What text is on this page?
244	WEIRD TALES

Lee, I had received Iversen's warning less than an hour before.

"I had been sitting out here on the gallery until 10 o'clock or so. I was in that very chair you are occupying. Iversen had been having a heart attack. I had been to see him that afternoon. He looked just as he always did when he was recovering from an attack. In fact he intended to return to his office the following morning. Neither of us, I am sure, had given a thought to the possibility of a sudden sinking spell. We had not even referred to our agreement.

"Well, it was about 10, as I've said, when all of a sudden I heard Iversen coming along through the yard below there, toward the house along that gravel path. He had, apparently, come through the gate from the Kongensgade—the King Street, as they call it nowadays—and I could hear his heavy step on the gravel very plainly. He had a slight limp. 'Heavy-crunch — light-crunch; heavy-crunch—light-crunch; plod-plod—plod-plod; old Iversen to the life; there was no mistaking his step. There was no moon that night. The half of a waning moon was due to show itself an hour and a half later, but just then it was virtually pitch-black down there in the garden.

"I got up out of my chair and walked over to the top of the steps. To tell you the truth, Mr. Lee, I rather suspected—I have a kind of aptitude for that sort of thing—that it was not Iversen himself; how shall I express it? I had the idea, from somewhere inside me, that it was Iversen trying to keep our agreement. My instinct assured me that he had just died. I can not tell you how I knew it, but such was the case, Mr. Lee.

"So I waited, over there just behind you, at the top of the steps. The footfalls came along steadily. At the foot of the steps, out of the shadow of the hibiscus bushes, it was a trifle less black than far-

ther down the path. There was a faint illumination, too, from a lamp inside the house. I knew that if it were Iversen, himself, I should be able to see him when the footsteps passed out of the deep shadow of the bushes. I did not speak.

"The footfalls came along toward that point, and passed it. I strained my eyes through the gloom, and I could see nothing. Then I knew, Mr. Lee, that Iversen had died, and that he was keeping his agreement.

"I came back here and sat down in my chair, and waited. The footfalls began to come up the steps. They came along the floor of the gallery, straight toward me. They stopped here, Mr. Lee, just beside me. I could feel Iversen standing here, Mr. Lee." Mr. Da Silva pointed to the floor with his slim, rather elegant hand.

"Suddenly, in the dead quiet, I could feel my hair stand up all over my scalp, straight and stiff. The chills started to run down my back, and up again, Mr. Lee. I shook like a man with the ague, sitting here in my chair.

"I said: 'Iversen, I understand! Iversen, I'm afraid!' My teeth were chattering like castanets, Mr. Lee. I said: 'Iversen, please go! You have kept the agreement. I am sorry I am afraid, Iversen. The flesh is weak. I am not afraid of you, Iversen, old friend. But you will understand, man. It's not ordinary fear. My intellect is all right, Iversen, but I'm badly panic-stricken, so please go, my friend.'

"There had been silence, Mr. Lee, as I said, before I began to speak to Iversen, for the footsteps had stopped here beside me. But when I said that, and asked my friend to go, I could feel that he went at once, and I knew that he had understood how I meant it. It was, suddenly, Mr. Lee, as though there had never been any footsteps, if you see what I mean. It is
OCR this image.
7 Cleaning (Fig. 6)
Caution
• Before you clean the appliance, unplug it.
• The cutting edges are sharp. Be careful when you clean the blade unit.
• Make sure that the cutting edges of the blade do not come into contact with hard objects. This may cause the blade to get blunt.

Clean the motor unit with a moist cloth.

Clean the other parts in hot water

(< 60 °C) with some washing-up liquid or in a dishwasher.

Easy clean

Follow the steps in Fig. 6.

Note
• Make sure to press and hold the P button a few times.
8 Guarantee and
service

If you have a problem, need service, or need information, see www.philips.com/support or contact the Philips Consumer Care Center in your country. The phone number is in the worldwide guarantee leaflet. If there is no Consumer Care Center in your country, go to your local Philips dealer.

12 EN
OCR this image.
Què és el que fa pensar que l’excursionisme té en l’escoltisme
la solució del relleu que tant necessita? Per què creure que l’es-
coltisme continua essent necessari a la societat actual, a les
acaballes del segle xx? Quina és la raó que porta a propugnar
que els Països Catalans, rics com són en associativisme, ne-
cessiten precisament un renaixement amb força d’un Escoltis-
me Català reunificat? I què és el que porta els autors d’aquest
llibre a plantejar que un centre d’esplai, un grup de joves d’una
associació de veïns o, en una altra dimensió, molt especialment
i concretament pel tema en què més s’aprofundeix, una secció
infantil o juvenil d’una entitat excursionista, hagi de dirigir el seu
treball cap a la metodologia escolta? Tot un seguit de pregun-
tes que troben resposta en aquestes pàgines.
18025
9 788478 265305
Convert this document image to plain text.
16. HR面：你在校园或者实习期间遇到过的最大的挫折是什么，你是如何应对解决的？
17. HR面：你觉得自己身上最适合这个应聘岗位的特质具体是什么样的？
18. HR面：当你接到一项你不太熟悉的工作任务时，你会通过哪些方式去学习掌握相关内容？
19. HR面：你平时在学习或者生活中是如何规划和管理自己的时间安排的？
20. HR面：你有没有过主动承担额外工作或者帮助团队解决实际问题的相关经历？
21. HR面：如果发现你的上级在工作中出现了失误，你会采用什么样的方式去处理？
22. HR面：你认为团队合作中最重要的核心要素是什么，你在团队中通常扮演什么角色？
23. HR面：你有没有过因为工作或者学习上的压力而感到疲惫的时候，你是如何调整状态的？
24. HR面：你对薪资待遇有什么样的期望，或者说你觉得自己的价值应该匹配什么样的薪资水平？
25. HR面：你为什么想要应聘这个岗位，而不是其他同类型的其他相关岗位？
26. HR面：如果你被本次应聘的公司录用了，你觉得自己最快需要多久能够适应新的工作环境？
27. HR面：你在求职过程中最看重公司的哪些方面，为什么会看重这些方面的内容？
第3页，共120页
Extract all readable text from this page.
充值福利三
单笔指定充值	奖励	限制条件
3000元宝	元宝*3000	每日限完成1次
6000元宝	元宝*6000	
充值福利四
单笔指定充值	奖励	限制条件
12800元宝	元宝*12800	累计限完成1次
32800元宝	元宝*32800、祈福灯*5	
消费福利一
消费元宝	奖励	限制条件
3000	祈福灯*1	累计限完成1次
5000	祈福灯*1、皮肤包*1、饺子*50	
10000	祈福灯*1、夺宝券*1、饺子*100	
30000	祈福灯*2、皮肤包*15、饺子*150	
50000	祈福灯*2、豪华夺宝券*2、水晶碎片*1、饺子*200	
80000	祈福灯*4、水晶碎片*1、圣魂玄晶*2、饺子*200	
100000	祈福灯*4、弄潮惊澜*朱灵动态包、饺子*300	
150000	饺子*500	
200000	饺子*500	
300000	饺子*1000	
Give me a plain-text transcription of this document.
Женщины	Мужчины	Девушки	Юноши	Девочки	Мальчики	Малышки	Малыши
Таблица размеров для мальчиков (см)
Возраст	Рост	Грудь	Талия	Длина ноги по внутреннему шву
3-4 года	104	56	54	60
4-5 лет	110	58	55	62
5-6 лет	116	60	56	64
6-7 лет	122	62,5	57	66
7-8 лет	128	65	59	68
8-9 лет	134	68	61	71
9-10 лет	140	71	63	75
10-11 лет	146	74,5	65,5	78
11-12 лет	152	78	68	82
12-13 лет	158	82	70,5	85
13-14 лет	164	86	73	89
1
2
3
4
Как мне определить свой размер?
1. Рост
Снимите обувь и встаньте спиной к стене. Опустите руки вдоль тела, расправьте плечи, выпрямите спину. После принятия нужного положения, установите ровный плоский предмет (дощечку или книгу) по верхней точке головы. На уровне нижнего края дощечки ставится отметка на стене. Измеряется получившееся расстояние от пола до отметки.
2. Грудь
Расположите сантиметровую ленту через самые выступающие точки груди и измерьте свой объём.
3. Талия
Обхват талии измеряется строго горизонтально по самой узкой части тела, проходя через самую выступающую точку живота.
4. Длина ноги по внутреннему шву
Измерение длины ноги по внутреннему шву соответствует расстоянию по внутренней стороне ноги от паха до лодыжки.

* _TASK DESCRIPTION_: Identify each line in the entries with the word "blade" and copy it.

* _THE OUTPUT_:
• The cutting edges are sharp. Be careful when you clean the blade unit.
• Make sure that the cutting edges of the blade do not come into contact with hard objects. This may cause the blade to get blunt.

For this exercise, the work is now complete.